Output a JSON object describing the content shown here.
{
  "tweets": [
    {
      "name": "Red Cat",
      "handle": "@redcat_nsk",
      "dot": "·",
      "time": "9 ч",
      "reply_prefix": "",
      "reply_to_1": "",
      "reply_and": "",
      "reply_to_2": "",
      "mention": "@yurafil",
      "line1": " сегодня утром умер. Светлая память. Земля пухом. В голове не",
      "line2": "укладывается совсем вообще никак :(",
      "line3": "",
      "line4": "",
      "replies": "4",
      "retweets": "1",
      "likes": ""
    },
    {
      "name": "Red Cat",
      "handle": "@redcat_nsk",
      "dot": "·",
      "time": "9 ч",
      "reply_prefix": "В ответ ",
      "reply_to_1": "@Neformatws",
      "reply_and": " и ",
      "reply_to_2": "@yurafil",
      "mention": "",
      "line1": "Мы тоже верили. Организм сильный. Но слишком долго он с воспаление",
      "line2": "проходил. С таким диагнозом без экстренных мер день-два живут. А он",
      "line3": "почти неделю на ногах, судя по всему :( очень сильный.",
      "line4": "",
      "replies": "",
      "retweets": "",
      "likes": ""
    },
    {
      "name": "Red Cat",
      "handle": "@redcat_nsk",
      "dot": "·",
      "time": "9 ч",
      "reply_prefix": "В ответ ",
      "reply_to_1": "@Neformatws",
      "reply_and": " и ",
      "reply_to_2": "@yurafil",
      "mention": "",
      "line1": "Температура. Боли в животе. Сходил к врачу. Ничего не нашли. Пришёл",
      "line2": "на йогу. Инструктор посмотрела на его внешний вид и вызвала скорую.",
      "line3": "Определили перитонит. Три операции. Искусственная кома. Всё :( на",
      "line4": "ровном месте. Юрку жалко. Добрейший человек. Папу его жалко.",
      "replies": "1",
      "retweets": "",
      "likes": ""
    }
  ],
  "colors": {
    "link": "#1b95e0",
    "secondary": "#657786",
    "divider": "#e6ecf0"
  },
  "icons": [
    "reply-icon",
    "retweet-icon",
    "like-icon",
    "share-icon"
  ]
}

Goal of the exercise
Every entry should be printed again exactly as written.

Result of this exercise
Output a JSON object describing the content shown here.
{
  "tweets": [
    {
      "name": "Red Cat",
      "handle": "@redcat_nsk",
      "dot": "·",
      "time": "9 ч",
      "reply_prefix": "",
      "reply_to_1": "",
      "reply_and": "",
      "reply_to_2": "",
      "mention": "@yurafil",
      "line1": " сегодня утром умер. Светлая память. Земля пухом. В голове не",
      "line2": "укладывается совсем вообще никак :(",
      "line3": "",
      "line4": "",
      "replies": "4",
      "retweets": "1",
      "likes": ""
    },
    {
      "name": "Red Cat",
      "handle": "@redcat_nsk",
      "dot": "·",
      "time": "9 ч",
      "reply_prefix": "В ответ ",
      "reply_to_1": "@Neformatws",
      "reply_and": " и ",
      "reply_to_2": "@yurafil",
      "mention": "",
      "line1": "Мы тоже верили. Организм сильный. Но слишком долго он с воспаление",
      "line2": "проходил. С таким диагнозом без экстренных мер день-два живут. А он",
      "line3": "почти неделю на ногах, судя по всему :( очень сильный.",
      "line4": "",
      "replies": "",
      "retweets": "",
      "likes": ""
    },
    {
      "name": "Red Cat",
      "handle": "@redcat_nsk",
      "dot": "·",
      "time": "9 ч",
      "reply_prefix": "В ответ ",
      "reply_to_1": "@Neformatws",
      "reply_and": " и ",
      "reply_to_2": "@yurafil",
      "mention": "",
      "line1": "Температура. Боли в животе. Сходил к врачу. Ничего не нашли. Пришёл",
      "line2": "на йогу. Инструктор посмотрела на его внешний вид и вызвала скорую.",
      "line3": "Определили перитонит. Три операции. Искусственная кома. Всё :( на",
      "line4": "ровном месте. Юрку жалко. Добрейший человек. Папу его жалко.",
      "replies": "1",
      "retweets": "",
      "likes": ""
    }
  ],
  "colors": {
    "link": "#1b95e0",
    "secondary": "#657786",
    "divider": "#e6ecf0"
  },
  "icons": [
    "reply-icon",
    "retweet-icon",
    "like-icon",
    "share-icon"
  ]
}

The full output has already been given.